*本文*:
* * * * * * *
非弁行為とは

弁護士の仕事内容

弁護士、と一口に言っても本当に多様な働き方がありますが、中心となる仕事は、やはり民事事件に関する相談・代理業務ではないかと思います。

民事事件というのは、お金を貸したのに返してくれないとか、離婚や相続で争いになったとか、私たちの日常の生活の中で起こる争いごとのことです。ここで、弁護士は、事件の一方の代理人となって、困っている人の手助けをします。
日弁連子どもページ「弁護士はどんな仕事をしているの?」
https://www.nichibenren.or.jp/ja/kids/bengoshi.html

非弁行為とは

弁護士はこのような仕事をしているわけですが、逆に弁護士以外の人は、報酬を得るためにこのような仕事をしてはいけないことになっています。
* * * * * * *
*提供データ*:
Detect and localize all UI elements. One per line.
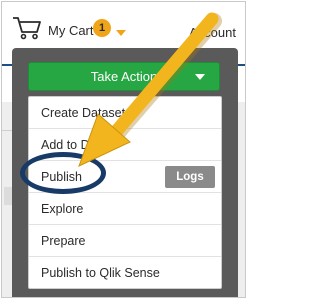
callout-arrow [78, 12, 222, 167]
screenshot-frame: My Cart 1 Account Take Action Create Dat… [1, 1, 246, 298]
arrow-icon [78, 12, 222, 167]
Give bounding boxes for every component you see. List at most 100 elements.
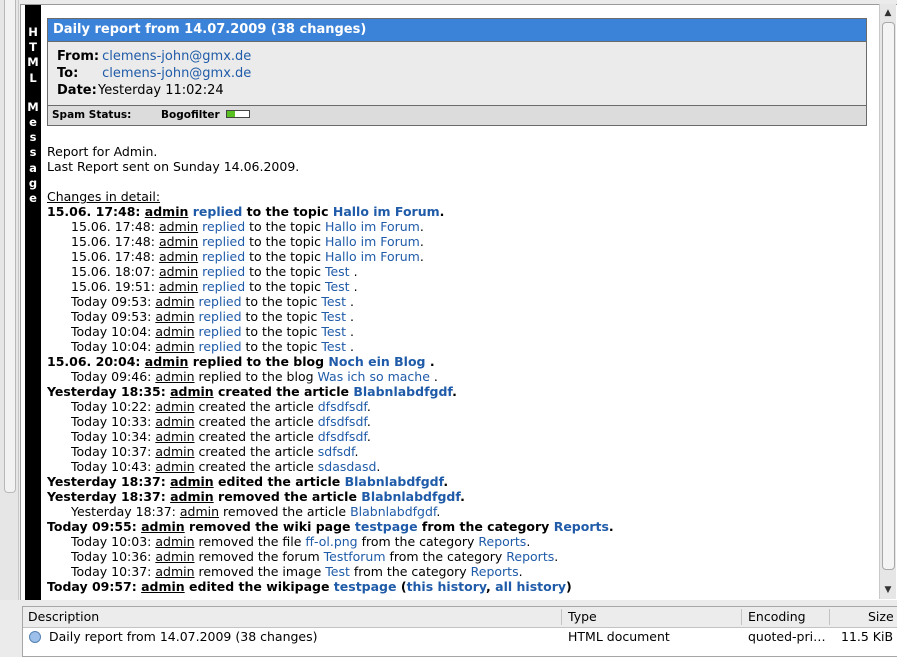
- change-subentry: Today 10:22: admin created the article d…: [47, 399, 867, 414]
- change-link[interactable]: Blabnlabdfgdf: [361, 489, 460, 504]
- user-name: admin: [155, 369, 195, 384]
- change-text: removed the image: [194, 564, 326, 579]
- change-link[interactable]: Hallo im Forum: [333, 204, 440, 219]
- change-text: 15.06. 17:48:: [71, 219, 159, 234]
- left-scrollbar[interactable]: [0, 0, 19, 600]
- change-subentry: Today 10:34: admin created the article d…: [47, 429, 867, 444]
- strip-letter: M: [27, 55, 39, 70]
- change-link[interactable]: Reports: [478, 534, 526, 549]
- change-link[interactable]: testpage: [334, 579, 397, 594]
- change-link[interactable]: replied: [193, 204, 243, 219]
- change-link[interactable]: Was ich so mache: [318, 369, 430, 384]
- scrollbar-thumb[interactable]: [882, 22, 895, 570]
- user-name: admin: [170, 474, 214, 489]
- change-text: removed the forum: [194, 549, 324, 564]
- scroll-up-arrow-icon[interactable]: ▲: [880, 6, 896, 20]
- change-text: removed the wiki page: [184, 519, 355, 534]
- change-link[interactable]: Testforum: [324, 549, 386, 564]
- change-link[interactable]: Test: [325, 264, 350, 279]
- change-text: .: [349, 279, 358, 294]
- from-label: From:: [57, 49, 100, 64]
- change-text: .: [419, 234, 424, 249]
- change-text: Today 09:57:: [47, 579, 142, 594]
- change-text: .: [518, 564, 523, 579]
- message-scrollbar[interactable]: ▲ ▼: [879, 4, 896, 599]
- change-link[interactable]: replied: [202, 234, 245, 249]
- change-link[interactable]: Test: [321, 309, 346, 324]
- user-name: admin: [155, 294, 195, 309]
- change-link[interactable]: replied: [202, 279, 245, 294]
- change-link[interactable]: Test: [325, 279, 350, 294]
- change-text: .: [419, 249, 424, 264]
- change-link[interactable]: replied: [199, 324, 242, 339]
- change-text: removed the file: [194, 534, 306, 549]
- column-size[interactable]: Size: [868, 607, 894, 627]
- change-subentry: 15.06. 17:48: admin replied to the topic…: [47, 249, 867, 264]
- change-link[interactable]: Reports: [506, 549, 554, 564]
- change-link[interactable]: Hallo im Forum: [325, 234, 420, 249]
- change-link[interactable]: dfsdfsdf: [318, 429, 367, 444]
- change-text: to the topic: [242, 204, 333, 219]
- change-text: created the article: [194, 444, 318, 459]
- change-entry: Today 09:57: admin edited the wikipage t…: [47, 579, 867, 594]
- attachment-row[interactable]: Daily report from 14.07.2009 (38 changes…: [23, 628, 897, 646]
- change-link[interactable]: replied: [199, 294, 242, 309]
- header-fields: From: clemens-john@gmx.de To: clemens-jo…: [48, 42, 866, 106]
- change-text: .: [526, 534, 531, 549]
- change-text: Today 10:37:: [71, 564, 156, 579]
- change-link[interactable]: sdfsdf: [318, 444, 355, 459]
- change-text: .: [419, 219, 424, 234]
- user-name: admin: [170, 489, 214, 504]
- change-text: Yesterday 18:37:: [47, 489, 171, 504]
- change-text: to the topic: [241, 309, 322, 324]
- change-text: created the article: [194, 414, 318, 429]
- to-address-link[interactable]: clemens-john@gmx.de: [102, 66, 251, 81]
- spam-meter-fill: [227, 111, 236, 117]
- change-link[interactable]: replied: [199, 309, 242, 324]
- change-text: 15.06. 18:07:: [71, 264, 159, 279]
- change-link[interactable]: replied: [202, 264, 245, 279]
- scroll-down-arrow-icon[interactable]: ▼: [880, 583, 896, 597]
- change-subentry: Today 10:04: admin replied to the topic …: [47, 324, 867, 339]
- user-name: admin: [155, 534, 195, 549]
- column-encoding[interactable]: Encoding: [748, 607, 806, 627]
- left-scrollbar-thumb[interactable]: [4, 0, 16, 493]
- change-link[interactable]: dfsdfsdf: [318, 414, 367, 429]
- change-subentry: 15.06. 17:48: admin replied to the topic…: [47, 219, 867, 234]
- change-text: from the category: [417, 519, 554, 534]
- change-text: 15.06. 20:04:: [47, 354, 145, 369]
- strip-letter: M: [27, 99, 39, 114]
- change-link[interactable]: Test: [325, 564, 350, 579]
- change-link[interactable]: Test: [321, 294, 346, 309]
- change-link[interactable]: dfsdfsdf: [318, 399, 367, 414]
- change-link[interactable]: Test: [321, 324, 346, 339]
- change-link[interactable]: Blabnlabdfgdf: [345, 474, 444, 489]
- change-link[interactable]: this history: [407, 579, 486, 594]
- user-name: admin: [155, 339, 195, 354]
- change-link[interactable]: replied: [199, 339, 242, 354]
- change-text: .: [443, 474, 449, 489]
- user-name: admin: [155, 324, 195, 339]
- change-link[interactable]: Hallo im Forum: [325, 219, 420, 234]
- change-text: .: [460, 489, 465, 504]
- change-text: 15.06. 19:51:: [71, 279, 159, 294]
- change-link[interactable]: testpage: [355, 519, 418, 534]
- user-name: admin: [158, 279, 199, 294]
- change-link[interactable]: Noch ein Blog: [328, 354, 425, 369]
- change-link[interactable]: all history: [495, 579, 566, 594]
- change-link[interactable]: Reports: [554, 519, 609, 534]
- change-link[interactable]: replied: [202, 249, 245, 264]
- change-link[interactable]: Test: [321, 339, 346, 354]
- change-link[interactable]: Blabnlabdfgdf: [353, 384, 452, 399]
- change-text: .: [376, 459, 381, 474]
- from-address-link[interactable]: clemens-john@gmx.de: [102, 49, 251, 64]
- change-link[interactable]: ff-ol.png: [305, 534, 357, 549]
- change-link[interactable]: Hallo im Forum: [325, 249, 420, 264]
- column-type[interactable]: Type: [568, 607, 597, 627]
- change-text: to the topic: [245, 279, 325, 294]
- change-link[interactable]: sdasdasd: [318, 459, 377, 474]
- change-link[interactable]: Blabnlabdfgdf: [350, 504, 436, 519]
- change-link[interactable]: Reports: [471, 564, 519, 579]
- column-description[interactable]: Description: [28, 607, 99, 627]
- change-link[interactable]: replied: [202, 219, 245, 234]
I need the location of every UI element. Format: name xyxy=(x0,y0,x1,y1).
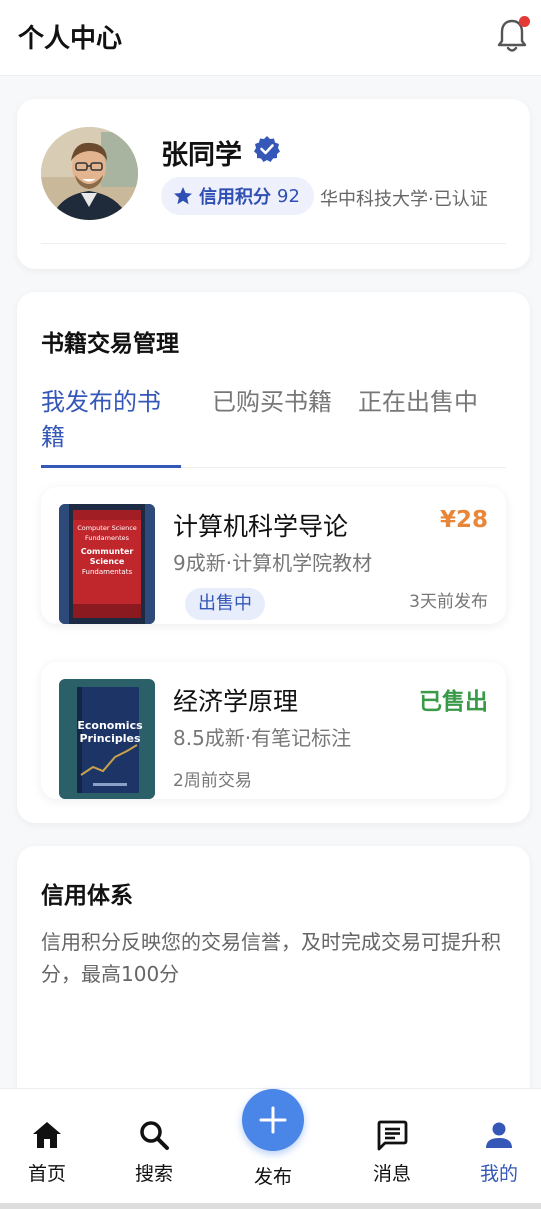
credit-system-card: 信用体系 信用积分反映您的交易信誉，及时完成交易可提升积分，最高100分 xyxy=(17,846,530,1106)
notification-dot xyxy=(519,16,530,27)
sold-status: 已售出 xyxy=(419,689,488,715)
person-icon xyxy=(486,1122,512,1148)
cover-text: Computer Science xyxy=(77,524,137,532)
star-icon xyxy=(174,187,192,205)
book-cover: Computer Science Fundamentes Communter S… xyxy=(59,504,155,624)
book-description: 8.5成新·有笔记标注 xyxy=(173,726,352,750)
search-icon xyxy=(140,1121,169,1150)
cover-text: Principles xyxy=(79,732,140,745)
credit-label: 信用积分 xyxy=(199,187,271,208)
cover-text: Fundamentes xyxy=(85,534,130,542)
school-verification: 华中科技大学·已认证 xyxy=(320,189,488,210)
section-title: 书籍交易管理 xyxy=(41,331,179,357)
nav-home[interactable]: 首页 xyxy=(7,1089,87,1205)
message-icon xyxy=(377,1120,408,1151)
list-item[interactable]: Economics Principles 经济学原理 已售出 8.5成新·有笔记… xyxy=(41,662,506,799)
book-description: 9成新·计算机学院教材 xyxy=(173,551,373,575)
home-icon xyxy=(33,1122,61,1148)
nav-search[interactable]: 搜索 xyxy=(114,1089,194,1205)
book-cover: Economics Principles xyxy=(59,679,155,799)
nav-label[interactable]: 发布 xyxy=(233,1162,313,1189)
profile-card: 张同学 信用积分 92 华中科技大学·已认证 xyxy=(17,99,530,269)
bottom-navigation: 首页 搜索 发布 消息 我的 xyxy=(0,1088,541,1204)
list-item[interactable]: Computer Science Fundamentes Communter S… xyxy=(41,487,506,624)
tab-selling-books[interactable]: 正在出售中 xyxy=(358,385,478,420)
book-management-card: 书籍交易管理 我发布的书籍 已购买书籍 正在出售中 Computer Scien… xyxy=(17,292,530,823)
cover-text: Economics xyxy=(77,719,143,732)
publish-button[interactable] xyxy=(242,1089,304,1151)
divider xyxy=(41,243,506,244)
cover-text: Fundamentats xyxy=(82,568,133,576)
verified-badge-icon xyxy=(254,136,280,162)
book-title: 计算机科学导论 xyxy=(173,512,349,541)
credit-score: 92 xyxy=(277,185,300,207)
cover-text: Science xyxy=(90,557,125,566)
status-badge: 出售中 xyxy=(185,588,265,620)
home-indicator-bar xyxy=(0,1203,541,1209)
book-time: 3天前发布 xyxy=(409,592,488,612)
nav-label: 首页 xyxy=(27,1163,66,1185)
nav-label: 搜索 xyxy=(134,1163,173,1185)
book-time: 2周前交易 xyxy=(173,771,252,791)
credit-description: 信用积分反映您的交易信誉，及时完成交易可提升积分，最高100分 xyxy=(41,930,501,986)
book-price: ¥28 xyxy=(439,507,488,533)
avatar[interactable] xyxy=(41,127,138,220)
tab-active-indicator xyxy=(41,465,181,468)
section-title: 信用体系 xyxy=(41,883,133,909)
nav-label: 消息 xyxy=(372,1163,411,1185)
page-title: 个人中心 xyxy=(18,24,123,54)
plus-icon xyxy=(259,1106,287,1134)
credit-score-badge[interactable]: 信用积分 92 xyxy=(161,177,314,215)
book-title: 经济学原理 xyxy=(173,687,299,716)
nav-profile[interactable]: 我的 xyxy=(459,1089,539,1205)
tab-purchased-books[interactable]: 已购买书籍 xyxy=(212,385,342,420)
cover-text: Communter xyxy=(81,547,134,556)
user-name: 张同学 xyxy=(161,140,242,171)
top-bar: 个人中心 xyxy=(0,0,541,76)
tab-published-books[interactable]: 我发布的书籍 xyxy=(41,385,171,455)
nav-messages[interactable]: 消息 xyxy=(352,1089,432,1205)
nav-label: 我的 xyxy=(479,1163,518,1185)
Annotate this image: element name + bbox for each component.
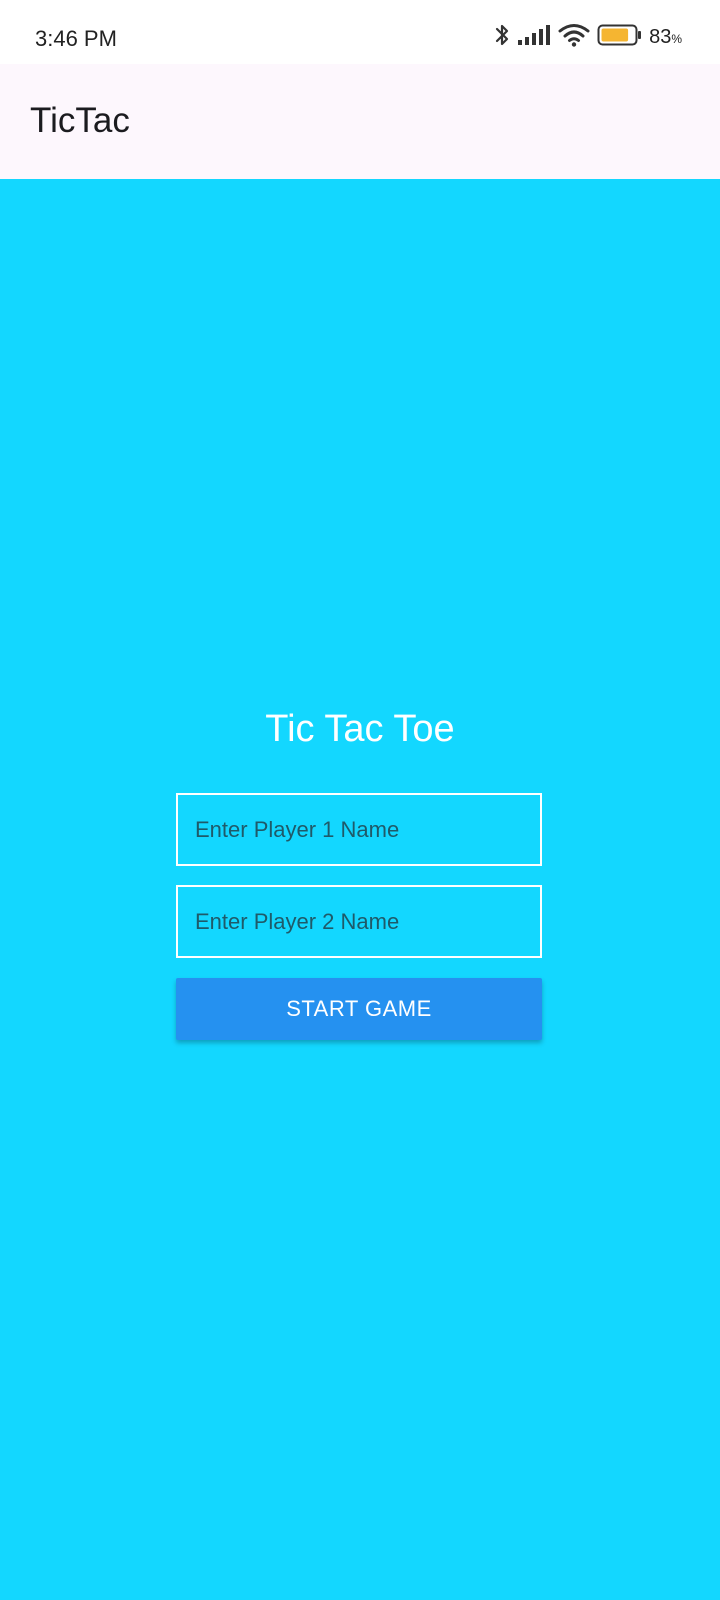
status-time: 3:46 PM bbox=[35, 26, 117, 51]
app-title: TicTac bbox=[30, 101, 130, 140]
battery-icon bbox=[597, 23, 643, 52]
game-title: Tic Tac Toe bbox=[265, 708, 455, 750]
signal-icon bbox=[517, 23, 551, 52]
status-icons: 83% bbox=[487, 22, 682, 52]
start-game-button[interactable]: START GAME bbox=[176, 978, 542, 1040]
battery-percent: 83% bbox=[649, 25, 682, 48]
status-bar: 3:46 PM 83% bbox=[0, 0, 720, 64]
wifi-icon bbox=[557, 22, 591, 53]
app-bar: TicTac bbox=[0, 64, 720, 179]
main-content: Tic Tac Toe START GAME bbox=[0, 179, 720, 1600]
player1-name-input[interactable] bbox=[178, 795, 540, 864]
player2-field[interactable] bbox=[176, 885, 542, 958]
player1-field[interactable] bbox=[176, 793, 542, 866]
bluetooth-icon bbox=[493, 22, 511, 53]
player2-name-input[interactable] bbox=[178, 887, 540, 956]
* * * * * * *
*設問*:
1. 本文のうち、「弁護士、と一口に言っても本当」を含む語句で始まり「日弁連子どもページ「弁護士はどんな仕事をしているの?」」で終わる部分をそのまま引用してください。
2. 本文によると、民事事件において弁護士は何となって困っている人を手助けしますか?

*解答*:
1.
弁護士、と一口に言っても本当に多様な働き方がありますが、中心となる仕事は、やはり民事事件に関する相談・代理業務ではないかと思います。

民事事件というのは、お金を貸したのに返してくれないとか、離婚や相続で争いになったとか、私たちの日常の生活の中で起こる争いごとのことです。ここで、弁護士は、事件の一方の代理人となって、困っている人の手助けをします。
日弁連子どもページ「弁護士はどんな仕事をしているの?」

2. 事件の一方の代理人です。